## start MATERIAL TO PROCESS

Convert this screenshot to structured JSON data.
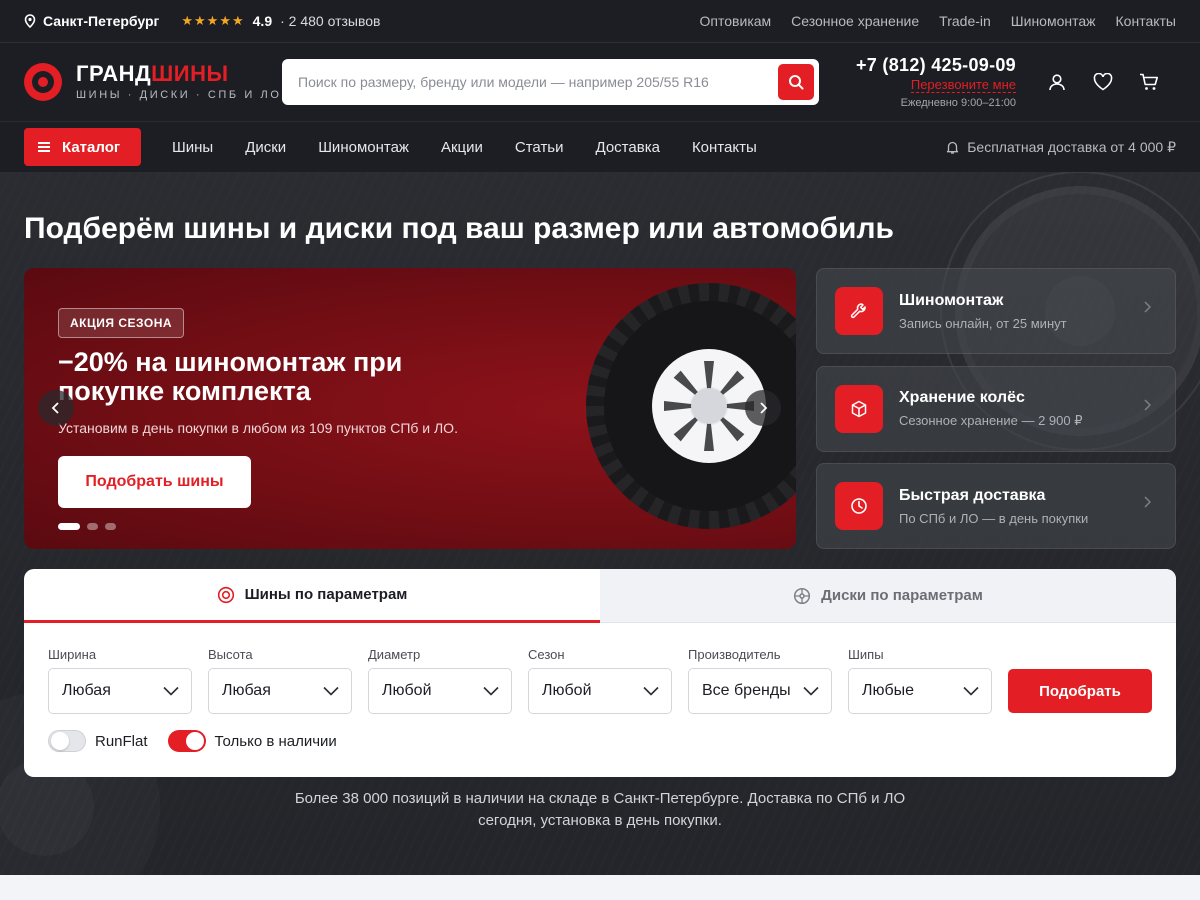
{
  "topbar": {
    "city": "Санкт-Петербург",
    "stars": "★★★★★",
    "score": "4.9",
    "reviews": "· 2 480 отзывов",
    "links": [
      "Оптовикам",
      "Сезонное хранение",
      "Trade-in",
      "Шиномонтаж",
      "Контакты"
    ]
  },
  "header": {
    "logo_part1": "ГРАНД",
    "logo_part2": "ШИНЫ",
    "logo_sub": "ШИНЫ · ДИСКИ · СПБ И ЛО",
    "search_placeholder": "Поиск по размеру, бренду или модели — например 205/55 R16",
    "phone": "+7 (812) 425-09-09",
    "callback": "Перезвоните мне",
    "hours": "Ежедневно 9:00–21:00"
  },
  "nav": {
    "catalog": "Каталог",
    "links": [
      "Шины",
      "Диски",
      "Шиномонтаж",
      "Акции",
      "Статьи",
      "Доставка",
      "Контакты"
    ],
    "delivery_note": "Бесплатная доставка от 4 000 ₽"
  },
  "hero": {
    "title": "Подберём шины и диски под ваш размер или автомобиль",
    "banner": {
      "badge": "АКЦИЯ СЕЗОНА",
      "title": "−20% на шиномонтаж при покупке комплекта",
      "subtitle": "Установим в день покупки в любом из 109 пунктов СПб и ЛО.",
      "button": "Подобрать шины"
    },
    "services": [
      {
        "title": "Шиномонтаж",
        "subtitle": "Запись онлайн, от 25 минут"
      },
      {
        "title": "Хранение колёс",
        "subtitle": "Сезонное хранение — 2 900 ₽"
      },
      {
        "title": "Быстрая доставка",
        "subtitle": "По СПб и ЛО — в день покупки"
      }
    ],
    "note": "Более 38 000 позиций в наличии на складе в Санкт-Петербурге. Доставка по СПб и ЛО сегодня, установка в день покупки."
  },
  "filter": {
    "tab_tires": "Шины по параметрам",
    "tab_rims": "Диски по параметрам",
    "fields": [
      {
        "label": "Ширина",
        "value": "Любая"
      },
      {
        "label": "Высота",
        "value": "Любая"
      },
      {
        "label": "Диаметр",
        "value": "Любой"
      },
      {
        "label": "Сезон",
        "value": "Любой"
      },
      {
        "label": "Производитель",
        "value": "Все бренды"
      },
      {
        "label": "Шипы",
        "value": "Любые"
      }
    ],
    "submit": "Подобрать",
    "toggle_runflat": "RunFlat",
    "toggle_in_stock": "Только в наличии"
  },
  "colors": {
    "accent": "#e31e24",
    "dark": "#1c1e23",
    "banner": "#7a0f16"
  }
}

## end MATERIAL TO PROCESS

→ SHORT TASK
Search the data for "наличии". Copy every line that has it.

→ WORKED ANSWER
    "note": "Более 38 000 позиций в наличии на складе в Санкт-Петербурге. Доставка по СПб и ЛО сегодня, установка в день покупки."
    "toggle_in_stock": "Только в наличии"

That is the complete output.